Every line below must be reproduced exactly. Copy them all.

Extracts from a graphics dataset
=-=-=
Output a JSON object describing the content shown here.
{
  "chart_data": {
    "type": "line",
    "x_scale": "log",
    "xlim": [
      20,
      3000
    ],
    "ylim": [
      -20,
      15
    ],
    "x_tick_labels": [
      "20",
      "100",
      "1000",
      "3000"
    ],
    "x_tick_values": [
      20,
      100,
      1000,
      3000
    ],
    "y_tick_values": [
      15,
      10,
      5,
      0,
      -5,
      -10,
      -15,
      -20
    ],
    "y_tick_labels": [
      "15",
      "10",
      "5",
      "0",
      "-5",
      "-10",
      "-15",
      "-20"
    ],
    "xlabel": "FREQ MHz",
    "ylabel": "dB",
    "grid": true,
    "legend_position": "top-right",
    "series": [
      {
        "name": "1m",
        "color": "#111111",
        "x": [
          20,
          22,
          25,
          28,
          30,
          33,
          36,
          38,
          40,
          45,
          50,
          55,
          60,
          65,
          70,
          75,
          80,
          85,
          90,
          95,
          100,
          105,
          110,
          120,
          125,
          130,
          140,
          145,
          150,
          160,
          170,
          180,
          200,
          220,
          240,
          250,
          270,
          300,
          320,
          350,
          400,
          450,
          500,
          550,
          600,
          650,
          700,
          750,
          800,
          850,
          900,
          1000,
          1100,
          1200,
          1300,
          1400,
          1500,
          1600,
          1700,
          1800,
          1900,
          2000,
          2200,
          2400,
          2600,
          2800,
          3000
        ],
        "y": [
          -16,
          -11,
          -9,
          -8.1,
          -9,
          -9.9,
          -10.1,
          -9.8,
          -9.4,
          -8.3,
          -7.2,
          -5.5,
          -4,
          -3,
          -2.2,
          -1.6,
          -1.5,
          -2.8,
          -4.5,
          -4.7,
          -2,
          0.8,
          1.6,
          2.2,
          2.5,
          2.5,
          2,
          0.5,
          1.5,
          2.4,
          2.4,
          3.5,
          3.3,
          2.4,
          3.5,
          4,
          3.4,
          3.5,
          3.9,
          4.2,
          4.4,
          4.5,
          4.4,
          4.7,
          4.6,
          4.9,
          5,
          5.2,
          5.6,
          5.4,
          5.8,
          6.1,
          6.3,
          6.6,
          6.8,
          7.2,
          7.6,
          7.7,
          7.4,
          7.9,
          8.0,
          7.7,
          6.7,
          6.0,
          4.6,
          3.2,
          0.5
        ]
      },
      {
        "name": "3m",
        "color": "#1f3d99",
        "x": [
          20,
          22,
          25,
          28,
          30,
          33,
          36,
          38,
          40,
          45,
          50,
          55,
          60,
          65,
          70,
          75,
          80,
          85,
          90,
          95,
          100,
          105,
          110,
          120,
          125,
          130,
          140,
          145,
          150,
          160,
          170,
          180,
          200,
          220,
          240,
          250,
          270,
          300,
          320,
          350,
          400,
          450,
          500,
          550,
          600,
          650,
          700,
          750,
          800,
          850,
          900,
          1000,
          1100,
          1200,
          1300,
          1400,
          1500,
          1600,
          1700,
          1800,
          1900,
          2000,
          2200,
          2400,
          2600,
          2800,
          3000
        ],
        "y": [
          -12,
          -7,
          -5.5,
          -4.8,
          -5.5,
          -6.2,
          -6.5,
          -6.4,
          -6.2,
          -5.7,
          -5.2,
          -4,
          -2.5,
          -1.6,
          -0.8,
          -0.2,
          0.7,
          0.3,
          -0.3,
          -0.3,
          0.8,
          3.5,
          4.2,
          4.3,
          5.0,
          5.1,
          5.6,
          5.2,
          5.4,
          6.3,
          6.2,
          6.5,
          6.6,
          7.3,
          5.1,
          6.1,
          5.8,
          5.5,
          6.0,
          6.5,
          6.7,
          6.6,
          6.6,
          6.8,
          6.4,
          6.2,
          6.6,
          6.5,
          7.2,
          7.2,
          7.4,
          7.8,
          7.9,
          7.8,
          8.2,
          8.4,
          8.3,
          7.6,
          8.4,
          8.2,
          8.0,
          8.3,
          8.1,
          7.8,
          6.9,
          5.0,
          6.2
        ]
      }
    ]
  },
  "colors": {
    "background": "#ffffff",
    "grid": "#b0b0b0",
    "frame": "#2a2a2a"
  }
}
=-=-=
**EXERCISE ANSWER**
Output a JSON object describing the content shown here.
{
  "chart_data": {
    "type": "line",
    "x_scale": "log",
    "xlim": [
      20,
      3000
    ],
    "ylim": [
      -20,
      15
    ],
    "x_tick_labels": [
      "20",
      "100",
      "1000",
      "3000"
    ],
    "x_tick_values": [
      20,
      100,
      1000,
      3000
    ],
    "y_tick_values": [
      15,
      10,
      5,
      0,
      -5,
      -10,
      -15,
      -20
    ],
    "y_tick_labels": [
      "15",
      "10",
      "5",
      "0",
      "-5",
      "-10",
      "-15",
      "-20"
    ],
    "xlabel": "FREQ MHz",
    "ylabel": "dB",
    "grid": true,
    "legend_position": "top-right",
    "series": [
      {
        "name": "1m",
        "color": "#111111",
        "x": [
          20,
          22,
          25,
          28,
          30,
          33,
          36,
          38,
          40,
          45,
          50,
          55,
          60,
          65,
          70,
          75,
          80,
          85,
          90,
          95,
          100,
          105,
          110,
          120,
          125,
          130,
          140,
          145,
          150,
          160,
          170,
          180,
          200,
          220,
          240,
          250,
          270,
          300,
          320,
          350,
          400,
          450,
          500,
          550,
          600,
          650,
          700,
          750,
          800,
          850,
          900,
          1000,
          1100,
          1200,
          1300,
          1400,
          1500,
          1600,
          1700,
          1800,
          1900,
          2000,
          2200,
          2400,
          2600,
          2800,
          3000
        ],
        "y": [
          -16,
          -11,
          -9,
          -8.1,
          -9,
          -9.9,
          -10.1,
          -9.8,
          -9.4,
          -8.3,
          -7.2,
          -5.5,
          -4,
          -3,
          -2.2,
          -1.6,
          -1.5,
          -2.8,
          -4.5,
          -4.7,
          -2,
          0.8,
          1.6,
          2.2,
          2.5,
          2.5,
          2,
          0.5,
          1.5,
          2.4,
          2.4,
          3.5,
          3.3,
          2.4,
          3.5,
          4,
          3.4,
          3.5,
          3.9,
          4.2,
          4.4,
          4.5,
          4.4,
          4.7,
          4.6,
          4.9,
          5,
          5.2,
          5.6,
          5.4,
          5.8,
          6.1,
          6.3,
          6.6,
          6.8,
          7.2,
          7.6,
          7.7,
          7.4,
          7.9,
          8.0,
          7.7,
          6.7,
          6.0,
          4.6,
          3.2,
          0.5
        ]
      },
      {
        "name": "3m",
        "color": "#1f3d99",
        "x": [
          20,
          22,
          25,
          28,
          30,
          33,
          36,
          38,
          40,
          45,
          50,
          55,
          60,
          65,
          70,
          75,
          80,
          85,
          90,
          95,
          100,
          105,
          110,
          120,
          125,
          130,
          140,
          145,
          150,
          160,
          170,
          180,
          200,
          220,
          240,
          250,
          270,
          300,
          320,
          350,
          400,
          450,
          500,
          550,
          600,
          650,
          700,
          750,
          800,
          850,
          900,
          1000,
          1100,
          1200,
          1300,
          1400,
          1500,
          1600,
          1700,
          1800,
          1900,
          2000,
          2200,
          2400,
          2600,
          2800,
          3000
        ],
        "y": [
          -12,
          -7,
          -5.5,
          -4.8,
          -5.5,
          -6.2,
          -6.5,
          -6.4,
          -6.2,
          -5.7,
          -5.2,
          -4,
          -2.5,
          -1.6,
          -0.8,
          -0.2,
          0.7,
          0.3,
          -0.3,
          -0.3,
          0.8,
          3.5,
          4.2,
          4.3,
          5.0,
          5.1,
          5.6,
          5.2,
          5.4,
          6.3,
          6.2,
          6.5,
          6.6,
          7.3,
          5.1,
          6.1,
          5.8,
          5.5,
          6.0,
          6.5,
          6.7,
          6.6,
          6.6,
          6.8,
          6.4,
          6.2,
          6.6,
          6.5,
          7.2,
          7.2,
          7.4,
          7.8,
          7.9,
          7.8,
          8.2,
          8.4,
          8.3,
          7.6,
          8.4,
          8.2,
          8.0,
          8.3,
          8.1,
          7.8,
          6.9,
          5.0,
          6.2
        ]
      }
    ]
  },
  "colors": {
    "background": "#ffffff",
    "grid": "#b0b0b0",
    "frame": "#2a2a2a"
  }
}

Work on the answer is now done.